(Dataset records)
=-=-=
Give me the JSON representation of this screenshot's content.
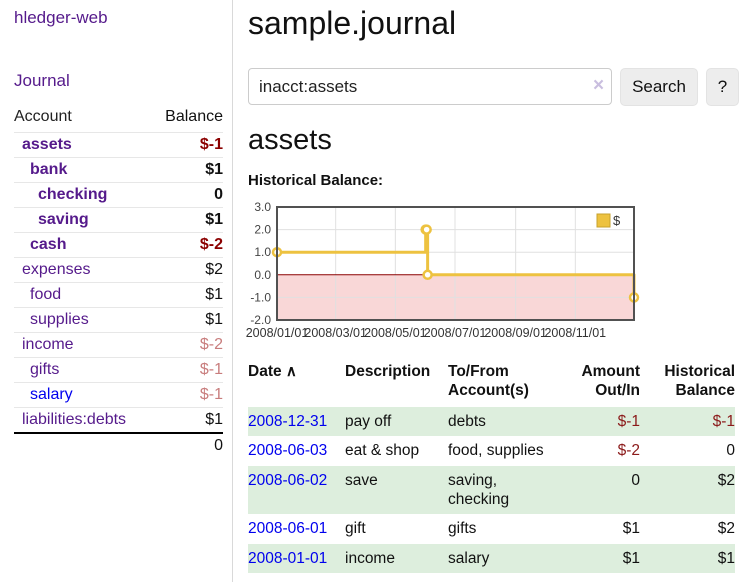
{
  "app": {
    "title": "hledger-web"
  },
  "sidebar": {
    "nav_journal": "Journal",
    "accounts_header": {
      "account": "Account",
      "balance": "Balance"
    },
    "accounts": [
      {
        "name": "assets",
        "balance": "$-1"
      },
      {
        "name": "bank",
        "balance": "$1"
      },
      {
        "name": "checking",
        "balance": "0"
      },
      {
        "name": "saving",
        "balance": "$1"
      },
      {
        "name": "cash",
        "balance": "$-2"
      },
      {
        "name": "expenses",
        "balance": "$2"
      },
      {
        "name": "food",
        "balance": "$1"
      },
      {
        "name": "supplies",
        "balance": "$1"
      },
      {
        "name": "income",
        "balance": "$-2"
      },
      {
        "name": "gifts",
        "balance": "$-1"
      },
      {
        "name": "salary",
        "balance": "$-1"
      },
      {
        "name": "liabilities:debts",
        "balance": "$1"
      }
    ],
    "total": "0"
  },
  "header": {
    "title": "sample.journal"
  },
  "search": {
    "value": "inacct:assets",
    "clear_icon": "×",
    "search_label": "Search",
    "help_label": "?"
  },
  "account_page": {
    "title": "assets",
    "chart_label": "Historical Balance:"
  },
  "chart_data": {
    "type": "line",
    "step": true,
    "title": "Historical Balance",
    "series": [
      {
        "name": "$",
        "color": "#edc240",
        "points": [
          [
            "2008-01-01",
            1
          ],
          [
            "2008-06-01",
            2
          ],
          [
            "2008-06-02",
            2
          ],
          [
            "2008-06-03",
            0
          ],
          [
            "2008-12-31",
            -1
          ]
        ]
      }
    ],
    "xlim": [
      "2008-01-01",
      "2008-12-31"
    ],
    "ylim": [
      -2,
      3
    ],
    "yticks": [
      {
        "v": 3,
        "label": "3.0"
      },
      {
        "v": 2,
        "label": "2.0"
      },
      {
        "v": 1,
        "label": "1.0"
      },
      {
        "v": 0,
        "label": "0.0"
      },
      {
        "v": -1,
        "label": "-1.0"
      },
      {
        "v": -2,
        "label": "-2.0"
      }
    ],
    "xticks": [
      {
        "date": "2008-01-01",
        "label": "2008/01/01"
      },
      {
        "date": "2008-03-01",
        "label": "2008/03/01"
      },
      {
        "date": "2008-05-01",
        "label": "2008/05/01"
      },
      {
        "date": "2008-07-01",
        "label": "2008/07/01"
      },
      {
        "date": "2008-09-01",
        "label": "2008/09/01"
      },
      {
        "date": "2008-11-01",
        "label": "2008/11/01"
      }
    ],
    "legend": {
      "label": "$",
      "position": "top-right"
    },
    "grid": true,
    "zero_line_color": "#8b0000",
    "negative_fill": "#f9d7d7",
    "border_color": "#515151"
  },
  "register": {
    "sort_icon": "∧",
    "headers": {
      "date": "Date",
      "description": "Description",
      "accounts": "To/From Account(s)",
      "amount": "Amount Out/In",
      "balance": "Historical Balance"
    },
    "rows": [
      {
        "date": "2008-12-31",
        "description": "pay off",
        "accounts": "debts",
        "amount": "$-1",
        "balance": "$-1"
      },
      {
        "date": "2008-06-03",
        "description": "eat & shop",
        "accounts": "food, supplies",
        "amount": "$-2",
        "balance": "0"
      },
      {
        "date": "2008-06-02",
        "description": "save",
        "accounts": "saving, checking",
        "amount": "0",
        "balance": "$2"
      },
      {
        "date": "2008-06-01",
        "description": "gift",
        "accounts": "gifts",
        "amount": "$1",
        "balance": "$2"
      },
      {
        "date": "2008-01-01",
        "description": "income",
        "accounts": "salary",
        "amount": "$1",
        "balance": "$1"
      }
    ]
  }
}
=-=-=
:: WORK REQUIRED ::
Without the pictures, retype the whole of the material above exactly.

:: FINISHED TASK ::
Give me the JSON representation of this screenshot's content.
{
  "app": {
    "title": "hledger-web"
  },
  "sidebar": {
    "nav_journal": "Journal",
    "accounts_header": {
      "account": "Account",
      "balance": "Balance"
    },
    "accounts": [
      {
        "name": "assets",
        "balance": "$-1"
      },
      {
        "name": "bank",
        "balance": "$1"
      },
      {
        "name": "checking",
        "balance": "0"
      },
      {
        "name": "saving",
        "balance": "$1"
      },
      {
        "name": "cash",
        "balance": "$-2"
      },
      {
        "name": "expenses",
        "balance": "$2"
      },
      {
        "name": "food",
        "balance": "$1"
      },
      {
        "name": "supplies",
        "balance": "$1"
      },
      {
        "name": "income",
        "balance": "$-2"
      },
      {
        "name": "gifts",
        "balance": "$-1"
      },
      {
        "name": "salary",
        "balance": "$-1"
      },
      {
        "name": "liabilities:debts",
        "balance": "$1"
      }
    ],
    "total": "0"
  },
  "header": {
    "title": "sample.journal"
  },
  "search": {
    "value": "inacct:assets",
    "clear_icon": "×",
    "search_label": "Search",
    "help_label": "?"
  },
  "account_page": {
    "title": "assets",
    "chart_label": "Historical Balance:"
  },
  "chart_data": {
    "type": "line",
    "step": true,
    "title": "Historical Balance",
    "series": [
      {
        "name": "$",
        "color": "#edc240",
        "points": [
          [
            "2008-01-01",
            1
          ],
          [
            "2008-06-01",
            2
          ],
          [
            "2008-06-02",
            2
          ],
          [
            "2008-06-03",
            0
          ],
          [
            "2008-12-31",
            -1
          ]
        ]
      }
    ],
    "xlim": [
      "2008-01-01",
      "2008-12-31"
    ],
    "ylim": [
      -2,
      3
    ],
    "yticks": [
      {
        "v": 3,
        "label": "3.0"
      },
      {
        "v": 2,
        "label": "2.0"
      },
      {
        "v": 1,
        "label": "1.0"
      },
      {
        "v": 0,
        "label": "0.0"
      },
      {
        "v": -1,
        "label": "-1.0"
      },
      {
        "v": -2,
        "label": "-2.0"
      }
    ],
    "xticks": [
      {
        "date": "2008-01-01",
        "label": "2008/01/01"
      },
      {
        "date": "2008-03-01",
        "label": "2008/03/01"
      },
      {
        "date": "2008-05-01",
        "label": "2008/05/01"
      },
      {
        "date": "2008-07-01",
        "label": "2008/07/01"
      },
      {
        "date": "2008-09-01",
        "label": "2008/09/01"
      },
      {
        "date": "2008-11-01",
        "label": "2008/11/01"
      }
    ],
    "legend": {
      "label": "$",
      "position": "top-right"
    },
    "grid": true,
    "zero_line_color": "#8b0000",
    "negative_fill": "#f9d7d7",
    "border_color": "#515151"
  },
  "register": {
    "sort_icon": "∧",
    "headers": {
      "date": "Date",
      "description": "Description",
      "accounts": "To/From Account(s)",
      "amount": "Amount Out/In",
      "balance": "Historical Balance"
    },
    "rows": [
      {
        "date": "2008-12-31",
        "description": "pay off",
        "accounts": "debts",
        "amount": "$-1",
        "balance": "$-1"
      },
      {
        "date": "2008-06-03",
        "description": "eat & shop",
        "accounts": "food, supplies",
        "amount": "$-2",
        "balance": "0"
      },
      {
        "date": "2008-06-02",
        "description": "save",
        "accounts": "saving, checking",
        "amount": "0",
        "balance": "$2"
      },
      {
        "date": "2008-06-01",
        "description": "gift",
        "accounts": "gifts",
        "amount": "$1",
        "balance": "$2"
      },
      {
        "date": "2008-01-01",
        "description": "income",
        "accounts": "salary",
        "amount": "$1",
        "balance": "$1"
      }
    ]
  }
}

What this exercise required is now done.